Exercise input —
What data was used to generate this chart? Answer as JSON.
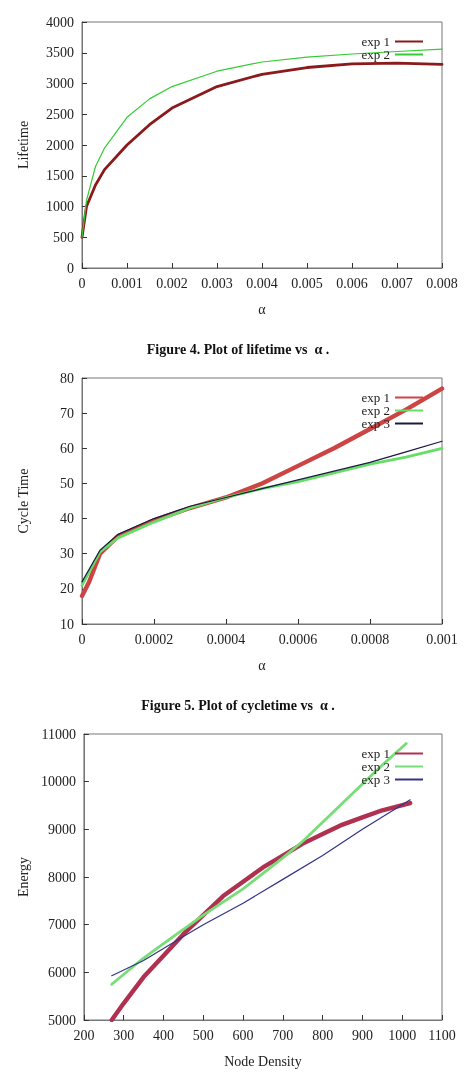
{
  "chart_data": [
    {
      "type": "line",
      "xlabel": "α",
      "ylabel": "Lifetime",
      "legend": "top right",
      "annotations": [
        "Figure 4. Plot of lifetime vs  α ."
      ],
      "xlim": [
        0,
        0.008
      ],
      "xticks": [
        0,
        0.001,
        0.002,
        0.003,
        0.004,
        0.005,
        0.006,
        0.007,
        0.008
      ],
      "ylim": [
        0,
        4000
      ],
      "yticks": [
        0,
        500,
        1000,
        1500,
        2000,
        2500,
        3000,
        3500,
        4000
      ],
      "series": [
        {
          "name": "exp 1",
          "color": "#8b1a1a",
          "x": [
            0,
            0.0001,
            0.0003,
            0.0005,
            0.001,
            0.0015,
            0.002,
            0.003,
            0.004,
            0.005,
            0.006,
            0.007,
            0.008
          ],
          "values": [
            500,
            1000,
            1350,
            1600,
            2000,
            2330,
            2600,
            2950,
            3150,
            3260,
            3320,
            3330,
            3310
          ]
        },
        {
          "name": "exp 2",
          "color": "#33cc33",
          "x": [
            0,
            0.0001,
            0.0003,
            0.0005,
            0.001,
            0.0015,
            0.002,
            0.003,
            0.004,
            0.005,
            0.006,
            0.007,
            0.008
          ],
          "values": [
            500,
            1100,
            1650,
            1950,
            2450,
            2750,
            2950,
            3200,
            3350,
            3430,
            3480,
            3520,
            3560
          ]
        }
      ]
    },
    {
      "type": "line",
      "xlabel": "α",
      "ylabel": "Cycle Time",
      "legend": "top right",
      "annotations": [
        "Figure 5. Plot of cycletime vs  α ."
      ],
      "xlim": [
        0,
        0.001
      ],
      "xticks": [
        0,
        0.0002,
        0.0004,
        0.0006,
        0.0008,
        0.001
      ],
      "ylim": [
        10,
        80
      ],
      "yticks": [
        10,
        20,
        30,
        40,
        50,
        60,
        70,
        80
      ],
      "series": [
        {
          "name": "exp 1",
          "color": "#cc4444",
          "x": [
            0,
            2e-05,
            5e-05,
            0.0001,
            0.0002,
            0.0003,
            0.0004,
            0.0005,
            0.0006,
            0.0007,
            0.0008,
            0.0009,
            0.001
          ],
          "values": [
            18,
            22,
            30,
            35,
            39.5,
            43,
            46,
            50,
            55,
            60,
            65.5,
            71,
            77
          ]
        },
        {
          "name": "exp 2",
          "color": "#66dd66",
          "x": [
            0,
            5e-05,
            0.0001,
            0.0002,
            0.0003,
            0.0004,
            0.0005,
            0.0006,
            0.0007,
            0.0008,
            0.0009,
            0.001
          ],
          "values": [
            21,
            30.5,
            34.5,
            39,
            43,
            46,
            48.5,
            50.5,
            53,
            55.5,
            57.5,
            60
          ]
        },
        {
          "name": "exp 3",
          "color": "#1a1a40",
          "x": [
            0,
            5e-05,
            0.0001,
            0.0002,
            0.0003,
            0.0004,
            0.0005,
            0.0006,
            0.0007,
            0.0008,
            0.0009,
            0.001
          ],
          "values": [
            22,
            31,
            35.5,
            40,
            43.5,
            46,
            48.5,
            51,
            53.5,
            56,
            59,
            62
          ]
        }
      ]
    },
    {
      "type": "line",
      "xlabel": "Node Density",
      "ylabel": "Energy",
      "legend": "top right",
      "xlim": [
        200,
        1100
      ],
      "xticks": [
        200,
        300,
        400,
        500,
        600,
        700,
        800,
        900,
        1000,
        1100
      ],
      "ylim": [
        5000,
        11000
      ],
      "yticks": [
        5000,
        6000,
        7000,
        8000,
        9000,
        10000,
        11000
      ],
      "series": [
        {
          "name": "exp 1",
          "color": "#b03050",
          "x": [
            270,
            300,
            350,
            400,
            450,
            500,
            550,
            600,
            650,
            700,
            750,
            800,
            850,
            900,
            950,
            1020
          ],
          "values": [
            5000,
            5350,
            5900,
            6350,
            6800,
            7200,
            7600,
            7900,
            8200,
            8450,
            8700,
            8900,
            9100,
            9250,
            9400,
            9550
          ]
        },
        {
          "name": "exp 2",
          "color": "#77dd77",
          "x": [
            270,
            350,
            400,
            500,
            600,
            700,
            750,
            800,
            900,
            950,
            1010
          ],
          "values": [
            5750,
            6300,
            6600,
            7200,
            7750,
            8400,
            8750,
            9150,
            9950,
            10350,
            10800
          ]
        },
        {
          "name": "exp 3",
          "color": "#333388",
          "x": [
            270,
            350,
            400,
            450,
            500,
            600,
            700,
            800,
            900,
            1020
          ],
          "values": [
            5930,
            6250,
            6500,
            6750,
            7000,
            7450,
            7950,
            8450,
            9000,
            9620
          ]
        }
      ]
    }
  ]
}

What you will do — How many lines in the records above hold the word "color"? Give only the number.

Answer to the problem — 8